— Objective —
Search the material for the string "executed", then return every line where it is found.

(Extracted records)
-- BEGIN --

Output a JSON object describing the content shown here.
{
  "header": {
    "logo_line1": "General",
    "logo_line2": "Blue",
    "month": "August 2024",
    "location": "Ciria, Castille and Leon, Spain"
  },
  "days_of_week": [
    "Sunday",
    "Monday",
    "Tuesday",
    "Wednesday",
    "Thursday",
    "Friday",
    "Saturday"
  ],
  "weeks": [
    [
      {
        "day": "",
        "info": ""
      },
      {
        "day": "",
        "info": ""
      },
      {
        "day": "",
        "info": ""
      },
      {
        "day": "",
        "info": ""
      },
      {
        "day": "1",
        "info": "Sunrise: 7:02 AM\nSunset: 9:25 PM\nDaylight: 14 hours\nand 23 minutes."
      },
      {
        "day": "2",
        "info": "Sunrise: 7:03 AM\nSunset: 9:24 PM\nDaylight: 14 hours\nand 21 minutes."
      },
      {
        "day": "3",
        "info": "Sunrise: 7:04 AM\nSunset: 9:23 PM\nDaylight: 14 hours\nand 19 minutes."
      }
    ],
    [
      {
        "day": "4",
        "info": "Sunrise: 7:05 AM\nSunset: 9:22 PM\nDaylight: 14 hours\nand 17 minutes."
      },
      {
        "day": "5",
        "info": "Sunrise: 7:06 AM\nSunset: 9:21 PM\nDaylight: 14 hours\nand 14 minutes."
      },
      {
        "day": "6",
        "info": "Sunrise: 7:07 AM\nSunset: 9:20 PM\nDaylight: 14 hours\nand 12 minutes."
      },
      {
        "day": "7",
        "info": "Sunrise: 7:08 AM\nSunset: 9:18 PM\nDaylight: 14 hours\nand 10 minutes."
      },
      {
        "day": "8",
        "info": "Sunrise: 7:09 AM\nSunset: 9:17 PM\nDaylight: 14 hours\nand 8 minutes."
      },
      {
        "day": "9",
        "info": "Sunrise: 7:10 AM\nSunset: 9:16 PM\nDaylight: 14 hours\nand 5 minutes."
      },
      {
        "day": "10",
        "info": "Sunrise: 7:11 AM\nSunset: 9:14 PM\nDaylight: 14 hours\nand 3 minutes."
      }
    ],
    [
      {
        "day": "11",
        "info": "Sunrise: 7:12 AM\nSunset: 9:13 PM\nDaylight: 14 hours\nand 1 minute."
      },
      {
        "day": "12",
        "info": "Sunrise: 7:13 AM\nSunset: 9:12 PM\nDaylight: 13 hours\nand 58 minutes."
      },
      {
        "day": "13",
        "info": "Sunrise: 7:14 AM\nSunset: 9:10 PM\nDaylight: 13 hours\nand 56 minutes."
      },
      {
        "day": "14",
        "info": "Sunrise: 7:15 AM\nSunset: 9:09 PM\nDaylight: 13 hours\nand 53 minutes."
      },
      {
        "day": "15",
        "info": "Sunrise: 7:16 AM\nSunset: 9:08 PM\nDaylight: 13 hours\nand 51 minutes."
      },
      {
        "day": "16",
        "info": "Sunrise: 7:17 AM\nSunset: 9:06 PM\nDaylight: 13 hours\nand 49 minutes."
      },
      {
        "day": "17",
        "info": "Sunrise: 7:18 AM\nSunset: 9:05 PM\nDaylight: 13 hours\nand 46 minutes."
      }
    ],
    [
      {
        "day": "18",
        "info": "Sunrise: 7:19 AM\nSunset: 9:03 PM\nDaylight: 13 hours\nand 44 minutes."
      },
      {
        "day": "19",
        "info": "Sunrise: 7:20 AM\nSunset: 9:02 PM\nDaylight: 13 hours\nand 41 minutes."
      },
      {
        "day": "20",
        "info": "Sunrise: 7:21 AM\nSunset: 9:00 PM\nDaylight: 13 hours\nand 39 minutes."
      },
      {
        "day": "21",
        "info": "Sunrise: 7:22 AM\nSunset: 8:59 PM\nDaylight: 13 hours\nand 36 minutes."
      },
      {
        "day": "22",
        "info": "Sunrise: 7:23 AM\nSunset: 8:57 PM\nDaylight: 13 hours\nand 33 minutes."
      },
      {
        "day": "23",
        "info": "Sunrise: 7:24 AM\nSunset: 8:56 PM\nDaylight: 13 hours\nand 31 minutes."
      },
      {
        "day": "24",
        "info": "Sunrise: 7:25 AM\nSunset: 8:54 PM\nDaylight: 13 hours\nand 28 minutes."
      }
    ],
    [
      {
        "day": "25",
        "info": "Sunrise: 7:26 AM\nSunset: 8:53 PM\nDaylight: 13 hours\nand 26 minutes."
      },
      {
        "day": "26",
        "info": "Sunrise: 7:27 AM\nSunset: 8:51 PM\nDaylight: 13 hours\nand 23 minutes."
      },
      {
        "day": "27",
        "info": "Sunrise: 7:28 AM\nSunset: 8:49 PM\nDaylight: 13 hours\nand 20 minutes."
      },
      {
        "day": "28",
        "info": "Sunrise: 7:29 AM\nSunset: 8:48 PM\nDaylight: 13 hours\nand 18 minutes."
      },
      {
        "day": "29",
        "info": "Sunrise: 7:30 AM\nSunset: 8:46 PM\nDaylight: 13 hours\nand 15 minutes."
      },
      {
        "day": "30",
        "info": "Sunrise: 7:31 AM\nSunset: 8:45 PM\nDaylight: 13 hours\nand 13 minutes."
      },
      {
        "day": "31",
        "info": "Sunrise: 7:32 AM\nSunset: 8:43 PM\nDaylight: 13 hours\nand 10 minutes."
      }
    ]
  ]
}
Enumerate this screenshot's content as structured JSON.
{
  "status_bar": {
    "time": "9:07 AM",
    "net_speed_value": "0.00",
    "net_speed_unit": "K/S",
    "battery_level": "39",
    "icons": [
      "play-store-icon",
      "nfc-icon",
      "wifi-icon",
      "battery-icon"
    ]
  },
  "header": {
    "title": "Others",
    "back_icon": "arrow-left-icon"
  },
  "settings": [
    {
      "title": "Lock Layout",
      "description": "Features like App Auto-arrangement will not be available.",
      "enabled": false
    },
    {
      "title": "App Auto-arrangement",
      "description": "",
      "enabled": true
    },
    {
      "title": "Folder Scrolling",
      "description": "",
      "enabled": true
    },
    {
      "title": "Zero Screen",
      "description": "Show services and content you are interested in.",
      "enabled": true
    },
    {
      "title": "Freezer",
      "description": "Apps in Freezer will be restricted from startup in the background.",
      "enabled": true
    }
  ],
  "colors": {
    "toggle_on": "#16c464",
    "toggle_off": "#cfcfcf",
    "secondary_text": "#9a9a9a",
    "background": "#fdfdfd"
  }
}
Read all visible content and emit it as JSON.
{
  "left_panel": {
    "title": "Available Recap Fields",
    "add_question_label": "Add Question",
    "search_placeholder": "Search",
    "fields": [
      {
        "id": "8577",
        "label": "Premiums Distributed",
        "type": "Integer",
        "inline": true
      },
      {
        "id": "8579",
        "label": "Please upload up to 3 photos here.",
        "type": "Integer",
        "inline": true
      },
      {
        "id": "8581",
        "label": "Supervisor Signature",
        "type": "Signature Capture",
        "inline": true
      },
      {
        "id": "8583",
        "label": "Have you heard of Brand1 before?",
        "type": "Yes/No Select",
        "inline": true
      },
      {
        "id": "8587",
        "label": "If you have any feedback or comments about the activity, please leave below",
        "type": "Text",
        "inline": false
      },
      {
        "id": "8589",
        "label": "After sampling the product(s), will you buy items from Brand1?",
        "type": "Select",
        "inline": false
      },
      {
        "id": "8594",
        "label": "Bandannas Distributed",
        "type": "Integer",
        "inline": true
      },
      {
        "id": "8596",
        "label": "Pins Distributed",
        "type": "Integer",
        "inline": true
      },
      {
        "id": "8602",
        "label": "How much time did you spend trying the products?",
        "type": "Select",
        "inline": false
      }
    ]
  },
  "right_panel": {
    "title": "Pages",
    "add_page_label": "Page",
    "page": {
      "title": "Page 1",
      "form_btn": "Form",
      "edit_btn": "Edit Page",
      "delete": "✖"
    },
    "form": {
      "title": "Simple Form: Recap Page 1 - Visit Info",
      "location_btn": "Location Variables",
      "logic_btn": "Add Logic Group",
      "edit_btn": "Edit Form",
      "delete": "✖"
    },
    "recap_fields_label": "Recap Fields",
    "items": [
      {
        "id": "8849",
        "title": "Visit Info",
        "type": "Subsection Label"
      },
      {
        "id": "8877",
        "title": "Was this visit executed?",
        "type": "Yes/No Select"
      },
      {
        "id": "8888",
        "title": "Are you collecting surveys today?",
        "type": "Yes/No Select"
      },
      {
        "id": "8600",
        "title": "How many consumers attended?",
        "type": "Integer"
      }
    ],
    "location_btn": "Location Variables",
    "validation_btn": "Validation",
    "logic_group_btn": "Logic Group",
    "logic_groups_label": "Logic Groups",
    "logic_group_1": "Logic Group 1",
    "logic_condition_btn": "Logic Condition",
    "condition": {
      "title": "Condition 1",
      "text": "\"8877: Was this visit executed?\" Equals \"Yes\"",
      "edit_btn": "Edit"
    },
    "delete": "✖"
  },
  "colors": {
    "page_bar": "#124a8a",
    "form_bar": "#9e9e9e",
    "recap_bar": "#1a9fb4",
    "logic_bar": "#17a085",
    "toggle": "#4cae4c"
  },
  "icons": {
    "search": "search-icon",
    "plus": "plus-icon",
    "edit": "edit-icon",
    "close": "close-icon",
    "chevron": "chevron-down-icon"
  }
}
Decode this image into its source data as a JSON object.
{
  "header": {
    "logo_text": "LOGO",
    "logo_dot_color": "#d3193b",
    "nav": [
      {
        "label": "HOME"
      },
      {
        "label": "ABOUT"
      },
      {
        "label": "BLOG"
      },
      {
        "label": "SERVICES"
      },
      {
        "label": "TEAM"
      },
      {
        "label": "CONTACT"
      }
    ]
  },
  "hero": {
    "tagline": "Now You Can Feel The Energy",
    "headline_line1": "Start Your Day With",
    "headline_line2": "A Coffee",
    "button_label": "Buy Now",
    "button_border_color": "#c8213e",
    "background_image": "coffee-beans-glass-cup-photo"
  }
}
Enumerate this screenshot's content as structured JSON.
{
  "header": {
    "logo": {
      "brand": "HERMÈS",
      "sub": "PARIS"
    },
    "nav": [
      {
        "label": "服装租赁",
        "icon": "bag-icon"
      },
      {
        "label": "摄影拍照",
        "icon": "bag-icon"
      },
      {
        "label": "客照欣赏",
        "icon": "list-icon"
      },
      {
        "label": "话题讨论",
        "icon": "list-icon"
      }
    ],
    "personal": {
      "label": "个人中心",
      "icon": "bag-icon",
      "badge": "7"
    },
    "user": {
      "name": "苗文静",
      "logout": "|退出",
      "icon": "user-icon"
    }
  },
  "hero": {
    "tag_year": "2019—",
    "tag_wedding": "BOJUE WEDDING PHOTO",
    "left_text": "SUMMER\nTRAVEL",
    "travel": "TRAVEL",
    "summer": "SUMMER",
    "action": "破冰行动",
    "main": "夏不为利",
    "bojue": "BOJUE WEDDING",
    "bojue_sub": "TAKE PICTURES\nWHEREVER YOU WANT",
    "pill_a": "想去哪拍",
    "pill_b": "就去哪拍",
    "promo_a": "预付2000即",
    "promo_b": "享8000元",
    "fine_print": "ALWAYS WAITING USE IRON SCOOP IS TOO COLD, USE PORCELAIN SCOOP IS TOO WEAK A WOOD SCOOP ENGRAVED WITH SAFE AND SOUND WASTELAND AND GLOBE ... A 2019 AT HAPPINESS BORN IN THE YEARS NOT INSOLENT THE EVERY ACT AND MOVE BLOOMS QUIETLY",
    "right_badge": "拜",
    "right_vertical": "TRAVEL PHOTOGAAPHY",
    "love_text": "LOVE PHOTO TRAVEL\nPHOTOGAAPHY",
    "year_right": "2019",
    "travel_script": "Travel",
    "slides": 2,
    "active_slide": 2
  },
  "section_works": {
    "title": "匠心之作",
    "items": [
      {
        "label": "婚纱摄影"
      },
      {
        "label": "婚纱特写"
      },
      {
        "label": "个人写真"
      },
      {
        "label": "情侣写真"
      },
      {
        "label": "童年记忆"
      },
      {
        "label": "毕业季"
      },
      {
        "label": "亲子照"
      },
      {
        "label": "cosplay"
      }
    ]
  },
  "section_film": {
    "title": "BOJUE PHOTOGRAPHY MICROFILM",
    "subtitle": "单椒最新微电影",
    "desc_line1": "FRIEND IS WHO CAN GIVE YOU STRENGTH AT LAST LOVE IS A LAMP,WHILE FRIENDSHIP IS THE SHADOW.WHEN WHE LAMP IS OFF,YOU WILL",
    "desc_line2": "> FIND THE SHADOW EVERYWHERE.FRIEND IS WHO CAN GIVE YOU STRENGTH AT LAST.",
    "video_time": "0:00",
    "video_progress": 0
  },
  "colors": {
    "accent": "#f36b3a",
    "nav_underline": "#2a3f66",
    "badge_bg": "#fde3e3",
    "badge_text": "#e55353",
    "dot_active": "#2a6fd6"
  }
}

-- END --

— Output below —
        "title": "Was this visit executed?",
      "text": "\"8877: Was this visit executed?\" Equals \"Yes\"",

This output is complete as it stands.